-- What is being asked --
Show all lines from the data that include the word "value".

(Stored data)
◆ ◆ ◆ ◆

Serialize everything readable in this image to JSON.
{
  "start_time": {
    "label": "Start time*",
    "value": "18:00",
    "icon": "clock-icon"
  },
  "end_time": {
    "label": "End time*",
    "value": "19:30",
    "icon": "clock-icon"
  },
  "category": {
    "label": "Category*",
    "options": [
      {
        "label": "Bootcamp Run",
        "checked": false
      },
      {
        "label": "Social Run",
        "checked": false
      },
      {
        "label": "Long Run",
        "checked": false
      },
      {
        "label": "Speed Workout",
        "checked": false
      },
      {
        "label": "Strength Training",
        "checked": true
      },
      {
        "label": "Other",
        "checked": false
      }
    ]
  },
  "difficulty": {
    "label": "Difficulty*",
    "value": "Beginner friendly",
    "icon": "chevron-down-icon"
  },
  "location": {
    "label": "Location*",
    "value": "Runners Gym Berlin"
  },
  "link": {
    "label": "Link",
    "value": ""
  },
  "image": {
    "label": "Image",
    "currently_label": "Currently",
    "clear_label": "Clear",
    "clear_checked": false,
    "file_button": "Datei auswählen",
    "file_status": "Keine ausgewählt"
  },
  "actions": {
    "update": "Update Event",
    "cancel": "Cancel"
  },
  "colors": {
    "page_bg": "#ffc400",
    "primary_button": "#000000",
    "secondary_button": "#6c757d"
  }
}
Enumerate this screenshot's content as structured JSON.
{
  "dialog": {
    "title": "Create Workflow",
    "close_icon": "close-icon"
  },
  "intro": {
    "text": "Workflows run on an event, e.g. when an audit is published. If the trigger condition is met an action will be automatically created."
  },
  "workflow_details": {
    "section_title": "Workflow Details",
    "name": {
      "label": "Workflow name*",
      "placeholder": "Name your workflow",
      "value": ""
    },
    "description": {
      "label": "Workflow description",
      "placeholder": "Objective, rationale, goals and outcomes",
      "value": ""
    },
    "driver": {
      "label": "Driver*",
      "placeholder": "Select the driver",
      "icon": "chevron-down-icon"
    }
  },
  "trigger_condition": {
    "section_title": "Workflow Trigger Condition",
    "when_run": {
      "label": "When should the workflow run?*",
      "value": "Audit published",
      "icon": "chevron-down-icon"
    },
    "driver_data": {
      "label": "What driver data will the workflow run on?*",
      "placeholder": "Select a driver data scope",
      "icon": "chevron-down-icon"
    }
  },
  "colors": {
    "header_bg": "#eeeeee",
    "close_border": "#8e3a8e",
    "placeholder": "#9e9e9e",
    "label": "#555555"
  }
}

◆ ◆ ◆ ◆

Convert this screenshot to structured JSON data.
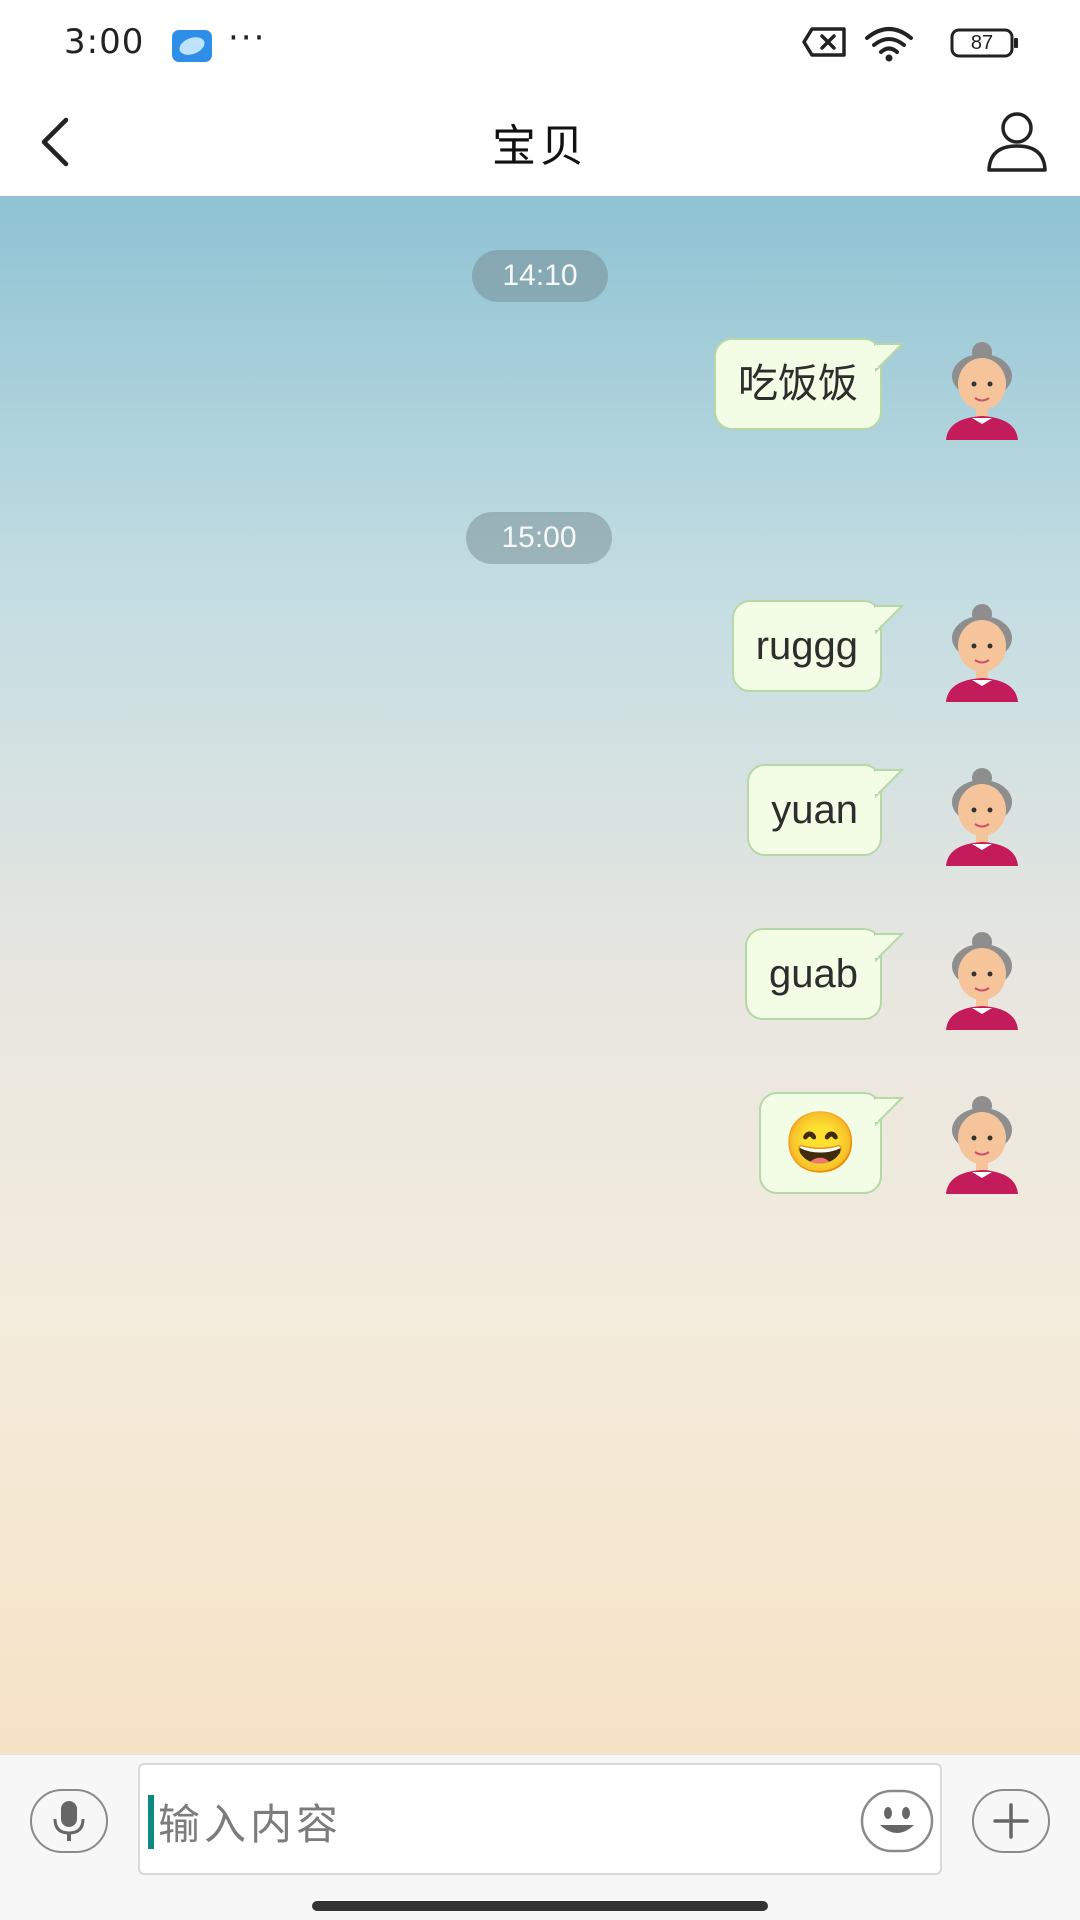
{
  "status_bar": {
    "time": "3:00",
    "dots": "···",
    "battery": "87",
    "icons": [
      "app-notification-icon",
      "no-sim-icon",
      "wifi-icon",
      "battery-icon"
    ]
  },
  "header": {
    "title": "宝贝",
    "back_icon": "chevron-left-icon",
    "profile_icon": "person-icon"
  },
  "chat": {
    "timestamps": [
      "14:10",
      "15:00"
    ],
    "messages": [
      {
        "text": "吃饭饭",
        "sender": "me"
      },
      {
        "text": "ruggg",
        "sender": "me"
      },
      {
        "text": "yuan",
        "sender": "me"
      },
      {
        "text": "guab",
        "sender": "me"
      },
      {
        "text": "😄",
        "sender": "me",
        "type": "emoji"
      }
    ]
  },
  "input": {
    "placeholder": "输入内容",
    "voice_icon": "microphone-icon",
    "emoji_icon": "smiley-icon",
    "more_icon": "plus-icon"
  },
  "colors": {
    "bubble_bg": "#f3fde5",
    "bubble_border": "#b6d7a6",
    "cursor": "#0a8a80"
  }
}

◆ ◆ ◆ ◆

-- Final result --
    "value": "18:00",
    "value": "19:30",
    "value": "Beginner friendly",
    "value": "Runners Gym Berlin"
    "value": ""
      "value": ""
      "value": ""
      "value": "Audit published",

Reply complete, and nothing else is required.